• Given request:
Output each entry verbatim and exclude every picture from it.

(Collected data)

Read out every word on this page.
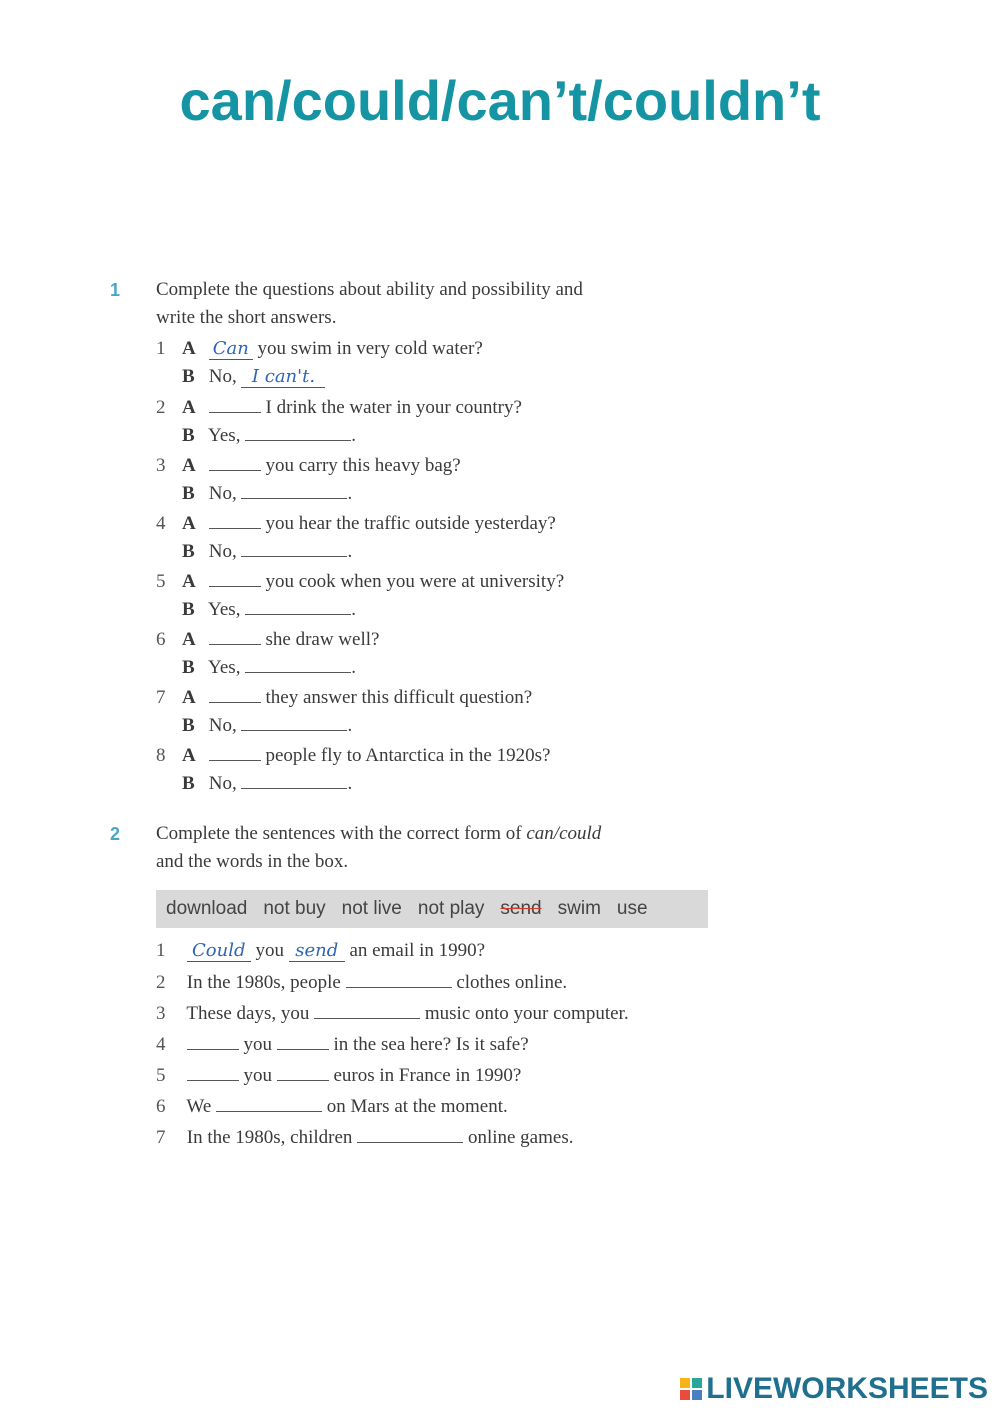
can/could/can’t/couldn’t
1 Complete the questions about ability and possibility and
write the short answers.
1 A Can you swim in very cold water?
B No, I can't.
2 A	I drink the water in your country?
B Yes,	.
3 A	you carry this heavy bag?
B No,	.
4 A	you hear the traffic outside yesterday?
B No,	.
5 A	you cook when you were at university?
B Yes,	.
6 A	she draw well?
B Yes,	.
7 A	they answer this difficult question?
B No,	.
8 A	people fly to Antarctica in the 1920s?
B No,	.
2 Complete the sentences with the correct form of can/could
and the words in the box.
download not buy not live not play send swim use
1 Could you send an email in 1990?
2 In the 1980s, people	clothes online.
3 These days, you	music onto your computer.
4	you	in the sea here? Is it safe?
5	you	euros in France in 1990?
6 We	on Mars at the moment.
7 In the 1980s, children	online games.
LIVEWORKSHEETS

• Exercise answer:
Read out every word on this page.
can/could/can’t/couldn’t
1 Complete the questions about ability and possibility and
write the short answers.
1 A Can you swim in very cold water?
B No, I can't.
2 A	I drink the water in your country?
B Yes,	.
3 A	you carry this heavy bag?
B No,	.
4 A	you hear the traffic outside yesterday?
B No,	.
5 A	you cook when you were at university?
B Yes,	.
6 A	she draw well?
B Yes,	.
7 A	they answer this difficult question?
B No,	.
8 A	people fly to Antarctica in the 1920s?
B No,	.
2 Complete the sentences with the correct form of can/could
and the words in the box.
download not buy not live not play send swim use
1 Could you send an email in 1990?
2 In the 1980s, people	clothes online.
3 These days, you	music onto your computer.
4	you	in the sea here? Is it safe?
5	you	euros in France in 1990?
6 We	on Mars at the moment.
7 In the 1980s, children	online games.
LIVEWORKSHEETS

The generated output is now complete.